(YOUR INSTRUCTIONS):
Find the lines holding the word "JSON" and collect them.

(DATASET CONTENT):
## BEGIN
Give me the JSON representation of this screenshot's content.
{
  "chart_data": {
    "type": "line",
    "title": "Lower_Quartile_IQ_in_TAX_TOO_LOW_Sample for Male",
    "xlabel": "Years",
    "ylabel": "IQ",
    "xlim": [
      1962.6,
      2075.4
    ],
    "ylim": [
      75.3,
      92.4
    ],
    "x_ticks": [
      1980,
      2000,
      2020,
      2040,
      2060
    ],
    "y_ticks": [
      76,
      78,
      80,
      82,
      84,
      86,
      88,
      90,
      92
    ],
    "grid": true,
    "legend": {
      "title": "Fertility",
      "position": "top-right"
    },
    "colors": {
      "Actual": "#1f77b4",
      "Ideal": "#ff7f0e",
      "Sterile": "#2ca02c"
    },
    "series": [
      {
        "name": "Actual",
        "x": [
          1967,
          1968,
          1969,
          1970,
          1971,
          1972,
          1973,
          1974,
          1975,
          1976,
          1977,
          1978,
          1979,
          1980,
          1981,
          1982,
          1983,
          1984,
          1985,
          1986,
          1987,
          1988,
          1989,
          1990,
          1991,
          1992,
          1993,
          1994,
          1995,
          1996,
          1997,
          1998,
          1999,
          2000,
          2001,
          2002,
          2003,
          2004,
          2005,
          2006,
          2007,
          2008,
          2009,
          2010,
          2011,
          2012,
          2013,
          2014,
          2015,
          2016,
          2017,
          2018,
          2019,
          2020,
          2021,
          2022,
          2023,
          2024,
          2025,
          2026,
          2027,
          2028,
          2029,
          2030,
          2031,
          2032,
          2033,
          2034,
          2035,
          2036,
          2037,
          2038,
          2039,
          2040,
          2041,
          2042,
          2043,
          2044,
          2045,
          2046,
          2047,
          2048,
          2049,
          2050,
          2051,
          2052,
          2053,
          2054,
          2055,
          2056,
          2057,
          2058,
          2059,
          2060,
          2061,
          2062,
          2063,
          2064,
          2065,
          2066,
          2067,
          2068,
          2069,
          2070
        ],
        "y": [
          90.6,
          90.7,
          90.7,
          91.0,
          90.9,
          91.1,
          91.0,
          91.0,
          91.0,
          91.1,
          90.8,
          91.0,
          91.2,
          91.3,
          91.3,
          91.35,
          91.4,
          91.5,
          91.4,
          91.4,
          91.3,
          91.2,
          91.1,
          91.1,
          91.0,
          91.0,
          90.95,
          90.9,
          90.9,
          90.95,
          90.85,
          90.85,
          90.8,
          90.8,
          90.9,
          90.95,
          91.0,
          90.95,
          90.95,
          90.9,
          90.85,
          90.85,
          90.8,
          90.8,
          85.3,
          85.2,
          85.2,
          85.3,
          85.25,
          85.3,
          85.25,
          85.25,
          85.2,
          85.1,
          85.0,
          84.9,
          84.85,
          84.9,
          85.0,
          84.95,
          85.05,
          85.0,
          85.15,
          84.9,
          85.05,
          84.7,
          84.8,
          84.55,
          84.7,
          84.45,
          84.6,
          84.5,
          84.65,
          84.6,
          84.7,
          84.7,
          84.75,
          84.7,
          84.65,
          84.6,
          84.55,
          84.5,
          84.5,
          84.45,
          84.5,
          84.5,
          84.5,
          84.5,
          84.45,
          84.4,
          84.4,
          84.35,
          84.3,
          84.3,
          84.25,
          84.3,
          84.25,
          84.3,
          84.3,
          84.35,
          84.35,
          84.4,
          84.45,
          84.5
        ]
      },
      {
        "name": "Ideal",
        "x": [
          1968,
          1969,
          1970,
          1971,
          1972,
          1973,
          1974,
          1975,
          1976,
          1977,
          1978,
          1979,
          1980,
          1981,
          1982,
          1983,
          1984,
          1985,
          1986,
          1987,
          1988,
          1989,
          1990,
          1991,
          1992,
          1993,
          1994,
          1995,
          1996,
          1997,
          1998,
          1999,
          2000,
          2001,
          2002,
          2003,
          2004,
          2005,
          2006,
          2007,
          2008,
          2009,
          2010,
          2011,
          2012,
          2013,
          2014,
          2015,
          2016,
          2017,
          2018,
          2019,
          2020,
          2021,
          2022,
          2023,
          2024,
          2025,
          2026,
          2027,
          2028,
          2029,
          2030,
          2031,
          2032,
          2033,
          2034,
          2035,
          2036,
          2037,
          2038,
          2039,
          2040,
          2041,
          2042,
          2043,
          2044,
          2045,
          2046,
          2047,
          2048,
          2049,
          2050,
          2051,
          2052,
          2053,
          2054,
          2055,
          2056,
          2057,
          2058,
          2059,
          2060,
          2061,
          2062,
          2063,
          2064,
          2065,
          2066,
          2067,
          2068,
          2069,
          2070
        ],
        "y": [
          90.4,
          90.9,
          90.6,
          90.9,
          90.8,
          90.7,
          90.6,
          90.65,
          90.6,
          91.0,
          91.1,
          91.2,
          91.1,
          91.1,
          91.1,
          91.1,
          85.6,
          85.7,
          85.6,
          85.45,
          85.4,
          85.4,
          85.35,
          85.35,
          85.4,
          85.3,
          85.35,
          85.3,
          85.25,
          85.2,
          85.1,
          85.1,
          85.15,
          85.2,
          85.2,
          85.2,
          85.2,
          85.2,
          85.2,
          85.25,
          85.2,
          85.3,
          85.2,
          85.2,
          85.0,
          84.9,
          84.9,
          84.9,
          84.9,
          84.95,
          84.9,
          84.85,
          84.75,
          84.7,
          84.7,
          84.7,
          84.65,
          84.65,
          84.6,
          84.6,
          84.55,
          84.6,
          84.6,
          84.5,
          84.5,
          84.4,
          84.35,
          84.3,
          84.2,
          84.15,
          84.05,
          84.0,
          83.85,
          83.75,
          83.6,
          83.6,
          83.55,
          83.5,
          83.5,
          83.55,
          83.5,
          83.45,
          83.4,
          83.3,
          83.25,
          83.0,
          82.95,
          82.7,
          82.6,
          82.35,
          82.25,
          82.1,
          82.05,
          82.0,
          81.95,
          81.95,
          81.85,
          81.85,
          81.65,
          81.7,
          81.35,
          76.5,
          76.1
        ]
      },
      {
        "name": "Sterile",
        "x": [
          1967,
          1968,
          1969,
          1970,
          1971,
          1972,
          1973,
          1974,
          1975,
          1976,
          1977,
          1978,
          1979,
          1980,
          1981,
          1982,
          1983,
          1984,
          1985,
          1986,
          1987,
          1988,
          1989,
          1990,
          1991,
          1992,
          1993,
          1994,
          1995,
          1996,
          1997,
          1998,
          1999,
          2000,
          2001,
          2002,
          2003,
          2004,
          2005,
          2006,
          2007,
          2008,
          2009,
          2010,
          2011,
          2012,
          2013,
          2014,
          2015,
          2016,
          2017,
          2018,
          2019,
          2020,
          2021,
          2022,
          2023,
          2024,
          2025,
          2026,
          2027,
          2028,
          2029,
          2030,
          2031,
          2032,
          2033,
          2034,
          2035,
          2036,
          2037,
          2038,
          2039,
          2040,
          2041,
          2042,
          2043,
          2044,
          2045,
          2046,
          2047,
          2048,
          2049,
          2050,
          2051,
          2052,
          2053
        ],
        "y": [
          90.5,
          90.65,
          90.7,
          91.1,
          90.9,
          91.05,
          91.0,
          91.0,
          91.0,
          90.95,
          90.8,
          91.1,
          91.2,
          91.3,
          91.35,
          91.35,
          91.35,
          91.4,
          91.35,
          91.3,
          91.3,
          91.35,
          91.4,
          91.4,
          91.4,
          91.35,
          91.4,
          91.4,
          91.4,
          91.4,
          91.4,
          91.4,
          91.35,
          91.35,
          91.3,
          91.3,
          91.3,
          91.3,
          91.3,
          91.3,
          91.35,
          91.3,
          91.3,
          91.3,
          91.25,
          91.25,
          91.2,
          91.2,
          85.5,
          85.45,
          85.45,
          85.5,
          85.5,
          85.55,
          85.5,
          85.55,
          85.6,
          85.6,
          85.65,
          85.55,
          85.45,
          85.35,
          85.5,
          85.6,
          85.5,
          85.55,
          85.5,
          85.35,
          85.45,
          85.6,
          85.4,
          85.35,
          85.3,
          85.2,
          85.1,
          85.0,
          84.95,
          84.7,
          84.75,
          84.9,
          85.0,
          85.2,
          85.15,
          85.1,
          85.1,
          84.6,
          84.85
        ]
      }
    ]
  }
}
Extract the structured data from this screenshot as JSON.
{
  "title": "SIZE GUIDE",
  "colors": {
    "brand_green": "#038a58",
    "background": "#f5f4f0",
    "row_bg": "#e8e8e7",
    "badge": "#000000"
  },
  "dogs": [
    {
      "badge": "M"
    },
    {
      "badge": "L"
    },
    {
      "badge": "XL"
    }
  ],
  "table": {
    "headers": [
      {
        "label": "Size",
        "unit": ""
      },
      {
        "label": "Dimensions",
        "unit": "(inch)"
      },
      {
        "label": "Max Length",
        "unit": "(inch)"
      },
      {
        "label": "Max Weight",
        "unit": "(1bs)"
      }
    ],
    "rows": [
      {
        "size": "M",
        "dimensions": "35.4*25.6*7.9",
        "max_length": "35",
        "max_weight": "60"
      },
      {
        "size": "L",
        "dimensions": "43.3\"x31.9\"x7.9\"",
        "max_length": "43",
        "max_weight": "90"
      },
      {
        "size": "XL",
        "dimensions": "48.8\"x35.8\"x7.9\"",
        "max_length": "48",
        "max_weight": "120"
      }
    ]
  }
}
## END
(SOLUTION TO THE EXERCISE):
Give me the JSON representation of this screenshot's content.
Extract the structured data from this screenshot as JSON.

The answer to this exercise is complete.